***** TASK INPUTS *****
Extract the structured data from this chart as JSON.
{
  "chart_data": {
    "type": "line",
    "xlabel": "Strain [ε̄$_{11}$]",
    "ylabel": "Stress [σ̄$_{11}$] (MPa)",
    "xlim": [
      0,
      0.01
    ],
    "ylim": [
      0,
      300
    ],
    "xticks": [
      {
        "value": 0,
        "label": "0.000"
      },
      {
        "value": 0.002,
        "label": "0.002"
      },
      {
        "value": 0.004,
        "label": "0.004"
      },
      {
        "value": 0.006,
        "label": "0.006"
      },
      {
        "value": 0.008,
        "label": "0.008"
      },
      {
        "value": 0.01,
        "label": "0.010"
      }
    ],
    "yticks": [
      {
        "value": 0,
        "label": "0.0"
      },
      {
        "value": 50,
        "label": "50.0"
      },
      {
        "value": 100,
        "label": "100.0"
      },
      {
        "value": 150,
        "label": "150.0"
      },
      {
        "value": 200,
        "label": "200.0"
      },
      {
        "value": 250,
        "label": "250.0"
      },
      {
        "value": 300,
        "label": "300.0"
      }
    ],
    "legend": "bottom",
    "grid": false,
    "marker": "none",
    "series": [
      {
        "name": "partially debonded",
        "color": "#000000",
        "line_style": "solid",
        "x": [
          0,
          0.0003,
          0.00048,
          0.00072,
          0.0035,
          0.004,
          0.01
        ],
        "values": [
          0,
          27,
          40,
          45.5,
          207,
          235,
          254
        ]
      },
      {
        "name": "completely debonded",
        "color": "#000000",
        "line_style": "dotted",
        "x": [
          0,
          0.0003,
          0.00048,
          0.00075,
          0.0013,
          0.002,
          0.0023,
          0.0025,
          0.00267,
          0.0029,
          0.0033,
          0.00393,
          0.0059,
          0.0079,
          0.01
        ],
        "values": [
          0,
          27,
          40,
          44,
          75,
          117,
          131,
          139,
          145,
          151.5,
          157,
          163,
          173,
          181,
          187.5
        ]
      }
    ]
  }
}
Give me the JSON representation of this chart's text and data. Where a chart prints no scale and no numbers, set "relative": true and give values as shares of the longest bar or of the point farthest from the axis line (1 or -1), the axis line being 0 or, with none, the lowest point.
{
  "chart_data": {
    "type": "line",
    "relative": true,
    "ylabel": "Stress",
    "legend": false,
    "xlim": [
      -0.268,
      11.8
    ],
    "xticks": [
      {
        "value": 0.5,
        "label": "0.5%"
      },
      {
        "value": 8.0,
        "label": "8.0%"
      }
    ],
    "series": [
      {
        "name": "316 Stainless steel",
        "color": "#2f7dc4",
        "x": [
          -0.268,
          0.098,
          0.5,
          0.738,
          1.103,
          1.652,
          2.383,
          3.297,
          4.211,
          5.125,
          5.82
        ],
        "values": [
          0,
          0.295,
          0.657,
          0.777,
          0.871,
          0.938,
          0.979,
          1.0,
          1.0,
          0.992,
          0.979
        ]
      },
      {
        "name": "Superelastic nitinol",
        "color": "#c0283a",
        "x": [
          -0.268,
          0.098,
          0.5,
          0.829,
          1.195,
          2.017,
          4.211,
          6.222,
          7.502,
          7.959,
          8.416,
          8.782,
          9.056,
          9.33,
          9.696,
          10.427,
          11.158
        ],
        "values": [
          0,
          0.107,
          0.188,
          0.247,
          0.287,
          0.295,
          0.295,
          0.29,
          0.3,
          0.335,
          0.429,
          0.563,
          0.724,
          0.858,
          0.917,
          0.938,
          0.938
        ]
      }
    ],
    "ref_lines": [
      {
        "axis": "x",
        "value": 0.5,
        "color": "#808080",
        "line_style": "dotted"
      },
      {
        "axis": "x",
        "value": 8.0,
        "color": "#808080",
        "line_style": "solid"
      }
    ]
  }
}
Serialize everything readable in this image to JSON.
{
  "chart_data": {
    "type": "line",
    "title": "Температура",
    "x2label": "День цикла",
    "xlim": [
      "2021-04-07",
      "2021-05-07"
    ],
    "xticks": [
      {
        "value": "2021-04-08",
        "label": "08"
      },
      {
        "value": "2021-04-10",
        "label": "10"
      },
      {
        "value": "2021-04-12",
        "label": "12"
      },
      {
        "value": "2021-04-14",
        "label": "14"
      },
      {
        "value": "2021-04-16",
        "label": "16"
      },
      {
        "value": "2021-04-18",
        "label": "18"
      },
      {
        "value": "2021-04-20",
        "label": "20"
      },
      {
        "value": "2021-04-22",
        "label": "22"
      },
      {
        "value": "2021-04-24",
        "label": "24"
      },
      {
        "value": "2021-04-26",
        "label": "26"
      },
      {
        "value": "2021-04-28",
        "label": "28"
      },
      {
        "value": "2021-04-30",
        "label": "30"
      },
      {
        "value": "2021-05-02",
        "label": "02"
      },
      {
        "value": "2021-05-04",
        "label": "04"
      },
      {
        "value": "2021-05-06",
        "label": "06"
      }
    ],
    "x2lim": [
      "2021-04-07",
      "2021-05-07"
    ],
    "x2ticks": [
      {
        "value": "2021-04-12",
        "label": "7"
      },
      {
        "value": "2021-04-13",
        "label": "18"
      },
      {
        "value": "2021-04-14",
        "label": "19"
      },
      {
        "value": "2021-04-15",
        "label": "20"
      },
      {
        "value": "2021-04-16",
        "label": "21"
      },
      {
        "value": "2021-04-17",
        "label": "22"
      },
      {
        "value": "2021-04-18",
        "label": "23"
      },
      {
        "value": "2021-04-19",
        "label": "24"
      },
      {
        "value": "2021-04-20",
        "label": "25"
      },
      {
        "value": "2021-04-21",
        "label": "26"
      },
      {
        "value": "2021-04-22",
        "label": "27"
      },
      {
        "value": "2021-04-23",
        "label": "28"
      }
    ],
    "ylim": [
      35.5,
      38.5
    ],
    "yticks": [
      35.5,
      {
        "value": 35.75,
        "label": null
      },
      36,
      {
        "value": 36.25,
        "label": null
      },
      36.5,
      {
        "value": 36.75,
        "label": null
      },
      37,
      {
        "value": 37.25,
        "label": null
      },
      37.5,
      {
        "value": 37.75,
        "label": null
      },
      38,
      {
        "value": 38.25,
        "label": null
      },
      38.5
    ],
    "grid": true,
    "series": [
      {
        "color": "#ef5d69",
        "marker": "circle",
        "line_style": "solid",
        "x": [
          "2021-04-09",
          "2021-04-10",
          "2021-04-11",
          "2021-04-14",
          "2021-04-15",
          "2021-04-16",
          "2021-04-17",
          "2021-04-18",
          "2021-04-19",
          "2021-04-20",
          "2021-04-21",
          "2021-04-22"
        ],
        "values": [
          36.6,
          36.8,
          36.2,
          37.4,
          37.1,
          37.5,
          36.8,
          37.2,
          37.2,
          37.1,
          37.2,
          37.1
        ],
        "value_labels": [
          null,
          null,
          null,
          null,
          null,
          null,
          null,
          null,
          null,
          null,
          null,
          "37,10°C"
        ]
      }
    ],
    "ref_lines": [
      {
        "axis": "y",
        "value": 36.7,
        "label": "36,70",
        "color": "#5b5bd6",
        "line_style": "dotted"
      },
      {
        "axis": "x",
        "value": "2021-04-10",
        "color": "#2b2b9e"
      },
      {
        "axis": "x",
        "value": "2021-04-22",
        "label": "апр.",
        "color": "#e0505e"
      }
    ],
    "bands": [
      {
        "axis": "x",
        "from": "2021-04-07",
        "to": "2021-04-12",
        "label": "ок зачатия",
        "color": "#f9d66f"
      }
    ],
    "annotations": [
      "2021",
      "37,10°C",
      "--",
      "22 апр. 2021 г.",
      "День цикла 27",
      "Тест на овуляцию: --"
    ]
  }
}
*****
:: DO THIS ::
Repeat all the entries exactly as given.

:: EXPECTED OUTPUT ::
Extract the structured data from this chart as JSON.
{
  "chart_data": {
    "type": "line",
    "xlabel": "Strain [ε̄$_{11}$]",
    "ylabel": "Stress [σ̄$_{11}$] (MPa)",
    "xlim": [
      0,
      0.01
    ],
    "ylim": [
      0,
      300
    ],
    "xticks": [
      {
        "value": 0,
        "label": "0.000"
      },
      {
        "value": 0.002,
        "label": "0.002"
      },
      {
        "value": 0.004,
        "label": "0.004"
      },
      {
        "value": 0.006,
        "label": "0.006"
      },
      {
        "value": 0.008,
        "label": "0.008"
      },
      {
        "value": 0.01,
        "label": "0.010"
      }
    ],
    "yticks": [
      {
        "value": 0,
        "label": "0.0"
      },
      {
        "value": 50,
        "label": "50.0"
      },
      {
        "value": 100,
        "label": "100.0"
      },
      {
        "value": 150,
        "label": "150.0"
      },
      {
        "value": 200,
        "label": "200.0"
      },
      {
        "value": 250,
        "label": "250.0"
      },
      {
        "value": 300,
        "label": "300.0"
      }
    ],
    "legend": "bottom",
    "grid": false,
    "marker": "none",
    "series": [
      {
        "name": "partially debonded",
        "color": "#000000",
        "line_style": "solid",
        "x": [
          0,
          0.0003,
          0.00048,
          0.00072,
          0.0035,
          0.004,
          0.01
        ],
        "values": [
          0,
          27,
          40,
          45.5,
          207,
          235,
          254
        ]
      },
      {
        "name": "completely debonded",
        "color": "#000000",
        "line_style": "dotted",
        "x": [
          0,
          0.0003,
          0.00048,
          0.00075,
          0.0013,
          0.002,
          0.0023,
          0.0025,
          0.00267,
          0.0029,
          0.0033,
          0.00393,
          0.0059,
          0.0079,
          0.01
        ],
        "values": [
          0,
          27,
          40,
          44,
          75,
          117,
          131,
          139,
          145,
          151.5,
          157,
          163,
          173,
          181,
          187.5
        ]
      }
    ]
  }
}
Give me the JSON representation of this chart's text and data. Where a chart prints no scale and no numbers, set "relative": true and give values as shares of the longest bar or of the point farthest from the axis line (1 or -1), the axis line being 0 or, with none, the lowest point.
{
  "chart_data": {
    "type": "line",
    "relative": true,
    "ylabel": "Stress",
    "legend": false,
    "xlim": [
      -0.268,
      11.8
    ],
    "xticks": [
      {
        "value": 0.5,
        "label": "0.5%"
      },
      {
        "value": 8.0,
        "label": "8.0%"
      }
    ],
    "series": [
      {
        "name": "316 Stainless steel",
        "color": "#2f7dc4",
        "x": [
          -0.268,
          0.098,
          0.5,
          0.738,
          1.103,
          1.652,
          2.383,
          3.297,
          4.211,
          5.125,
          5.82
        ],
        "values": [
          0,
          0.295,
          0.657,
          0.777,
          0.871,
          0.938,
          0.979,
          1.0,
          1.0,
          0.992,
          0.979
        ]
      },
      {
        "name": "Superelastic nitinol",
        "color": "#c0283a",
        "x": [
          -0.268,
          0.098,
          0.5,
          0.829,
          1.195,
          2.017,
          4.211,
          6.222,
          7.502,
          7.959,
          8.416,
          8.782,
          9.056,
          9.33,
          9.696,
          10.427,
          11.158
        ],
        "values": [
          0,
          0.107,
          0.188,
          0.247,
          0.287,
          0.295,
          0.295,
          0.29,
          0.3,
          0.335,
          0.429,
          0.563,
          0.724,
          0.858,
          0.917,
          0.938,
          0.938
        ]
      }
    ],
    "ref_lines": [
      {
        "axis": "x",
        "value": 0.5,
        "color": "#808080",
        "line_style": "dotted"
      },
      {
        "axis": "x",
        "value": 8.0,
        "color": "#808080",
        "line_style": "solid"
      }
    ]
  }
}
Serialize everything readable in this image to JSON.
{
  "chart_data": {
    "type": "line",
    "title": "Температура",
    "x2label": "День цикла",
    "xlim": [
      "2021-04-07",
      "2021-05-07"
    ],
    "xticks": [
      {
        "value": "2021-04-08",
        "label": "08"
      },
      {
        "value": "2021-04-10",
        "label": "10"
      },
      {
        "value": "2021-04-12",
        "label": "12"
      },
      {
        "value": "2021-04-14",
        "label": "14"
      },
      {
        "value": "2021-04-16",
        "label": "16"
      },
      {
        "value": "2021-04-18",
        "label": "18"
      },
      {
        "value": "2021-04-20",
        "label": "20"
      },
      {
        "value": "2021-04-22",
        "label": "22"
      },
      {
        "value": "2021-04-24",
        "label": "24"
      },
      {
        "value": "2021-04-26",
        "label": "26"
      },
      {
        "value": "2021-04-28",
        "label": "28"
      },
      {
        "value": "2021-04-30",
        "label": "30"
      },
      {
        "value": "2021-05-02",
        "label": "02"
      },
      {
        "value": "2021-05-04",
        "label": "04"
      },
      {
        "value": "2021-05-06",
        "label": "06"
      }
    ],
    "x2lim": [
      "2021-04-07",
      "2021-05-07"
    ],
    "x2ticks": [
      {
        "value": "2021-04-12",
        "label": "7"
      },
      {
        "value": "2021-04-13",
        "label": "18"
      },
      {
        "value": "2021-04-14",
        "label": "19"
      },
      {
        "value": "2021-04-15",
        "label": "20"
      },
      {
        "value": "2021-04-16",
        "label": "21"
      },
      {
        "value": "2021-04-17",
        "label": "22"
      },
      {
        "value": "2021-04-18",
        "label": "23"
      },
      {
        "value": "2021-04-19",
        "label": "24"
      },
      {
        "value": "2021-04-20",
        "label": "25"
      },
      {
        "value": "2021-04-21",
        "label": "26"
      },
      {
        "value": "2021-04-22",
        "label": "27"
      },
      {
        "value": "2021-04-23",
        "label": "28"
      }
    ],
    "ylim": [
      35.5,
      38.5
    ],
    "yticks": [
      35.5,
      {
        "value": 35.75,
        "label": null
      },
      36,
      {
        "value": 36.25,
        "label": null
      },
      36.5,
      {
        "value": 36.75,
        "label": null
      },
      37,
      {
        "value": 37.25,
        "label": null
      },
      37.5,
      {
        "value": 37.75,
        "label": null
      },
      38,
      {
        "value": 38.25,
        "label": null
      },
      38.5
    ],
    "grid": true,
    "series": [
      {
        "color": "#ef5d69",
        "marker": "circle",
        "line_style": "solid",
        "x": [
          "2021-04-09",
          "2021-04-10",
          "2021-04-11",
          "2021-04-14",
          "2021-04-15",
          "2021-04-16",
          "2021-04-17",
          "2021-04-18",
          "2021-04-19",
          "2021-04-20",
          "2021-04-21",
          "2021-04-22"
        ],
        "values": [
          36.6,
          36.8,
          36.2,
          37.4,
          37.1,
          37.5,
          36.8,
          37.2,
          37.2,
          37.1,
          37.2,
          37.1
        ],
        "value_labels": [
          null,
          null,
          null,
          null,
          null,
          null,
          null,
          null,
          null,
          null,
          null,
          "37,10°C"
        ]
      }
    ],
    "ref_lines": [
      {
        "axis": "y",
        "value": 36.7,
        "label": "36,70",
        "color": "#5b5bd6",
        "line_style": "dotted"
      },
      {
        "axis": "x",
        "value": "2021-04-10",
        "color": "#2b2b9e"
      },
      {
        "axis": "x",
        "value": "2021-04-22",
        "label": "апр.",
        "color": "#e0505e"
      }
    ],
    "bands": [
      {
        "axis": "x",
        "from": "2021-04-07",
        "to": "2021-04-12",
        "label": "ок зачатия",
        "color": "#f9d66f"
      }
    ],
    "annotations": [
      "2021",
      "37,10°C",
      "--",
      "22 апр. 2021 г.",
      "День цикла 27",
      "Тест на овуляцию: --"
    ]
  }
}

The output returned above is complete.